Given exercise ▸
Look through the material below. Copy each line that contains the string "parte".
○ ○ ○ ○ ○
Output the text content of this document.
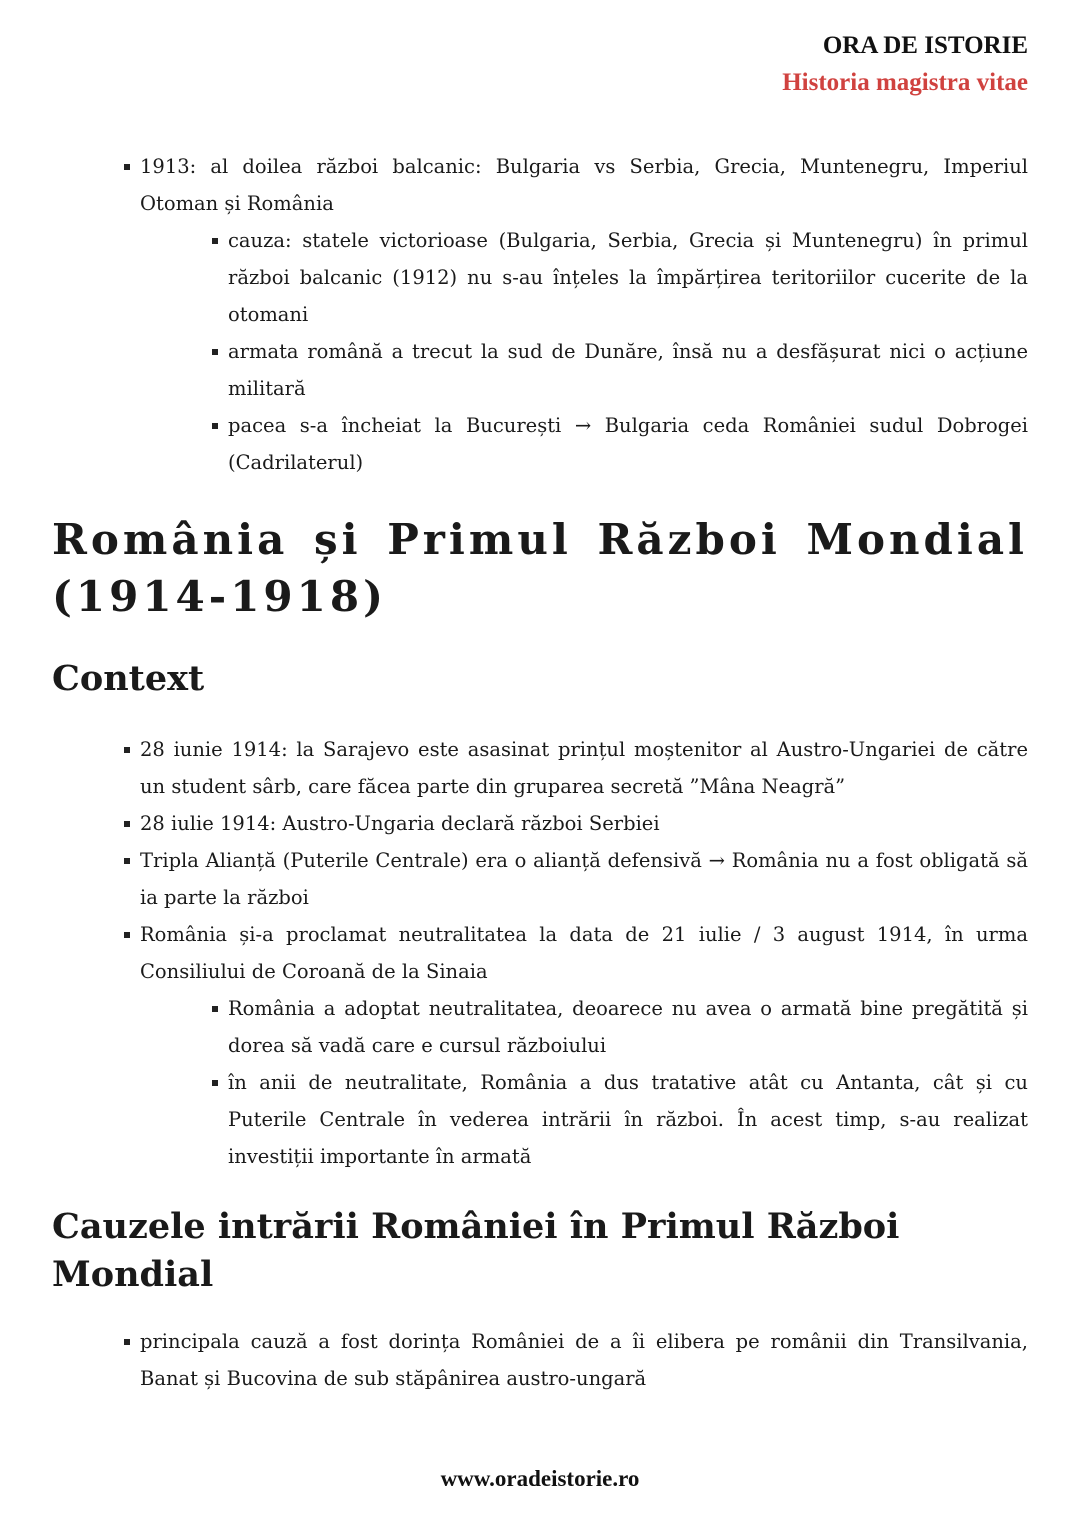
ORA DE ISTORIE
Historia magistra vitae
1913: al doilea război balcanic: Bulgaria vs Serbia, Grecia, Muntenegru, Imperiul Otoman și România
cauza: statele victorioase (Bulgaria, Serbia, Grecia și Muntenegru) în primul război balcanic (1912) nu s-au înțeles la împărțirea teritoriilor cucerite de la otomani
armata română a trecut la sud de Dunăre, însă nu a desfășurat nici o acțiune militară
pacea s-a încheiat la București → Bulgaria ceda României sudul Dobrogei (Cadrilaterul)
România și Primul Război Mondial (1914-1918)
Context
28 iunie 1914: la Sarajevo este asasinat prințul moștenitor al Austro-Ungariei de către un student sârb, care făcea parte din gruparea secretă ”Mâna Neagră”
28 iulie 1914: Austro-Ungaria declară război Serbiei
Tripla Alianță (Puterile Centrale) era o alianță defensivă → România nu a fost obligată să ia parte la război
România și-a proclamat neutralitatea la data de 21 iulie / 3 august 1914, în urma Consiliului de Coroană de la Sinaia
România a adoptat neutralitatea, deoarece nu avea o armată bine pregătită și dorea să vadă care e cursul războiului
în anii de neutralitate, România a dus tratative atât cu Antanta, cât și cu Puterile Centrale în vederea intrării în război. În acest timp, s-au realizat investiții importante în armată
Cauzele intrării României în Primul Război Mondial
principala cauză a fost dorința României de a îi elibera pe românii din Transilvania, Banat și Bucovina de sub stăpânirea austro-ungară
www.oradeistorie.ro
○ ○ ○ ○ ○
Answer for this exercise ▸
28 iunie 1914: la Sarajevo este asasinat prințul moștenitor al Austro-Ungariei de către un student sârb, care făcea parte din gruparea secretă ”Mâna Neagră”
Tripla Alianță (Puterile Centrale) era o alianță defensivă → România nu a fost obligată să ia parte la război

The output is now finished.